== Set task ==
Without altering anything, output the material below.

[start Source records]

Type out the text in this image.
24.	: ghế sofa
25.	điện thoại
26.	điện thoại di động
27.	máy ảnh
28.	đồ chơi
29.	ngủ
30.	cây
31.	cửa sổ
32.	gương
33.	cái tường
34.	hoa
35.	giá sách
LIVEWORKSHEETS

[end Source records]

== Exercise output ==
Type out the text in this image.
24.	: ghế sofa
25.	điện thoại
26.	điện thoại di động
27.	máy ảnh
28.	đồ chơi
29.	ngủ
30.	cây
31.	cửa sổ
32.	gương
33.	cái tường
34.	hoa
35.	giá sách
LIVEWORKSHEETS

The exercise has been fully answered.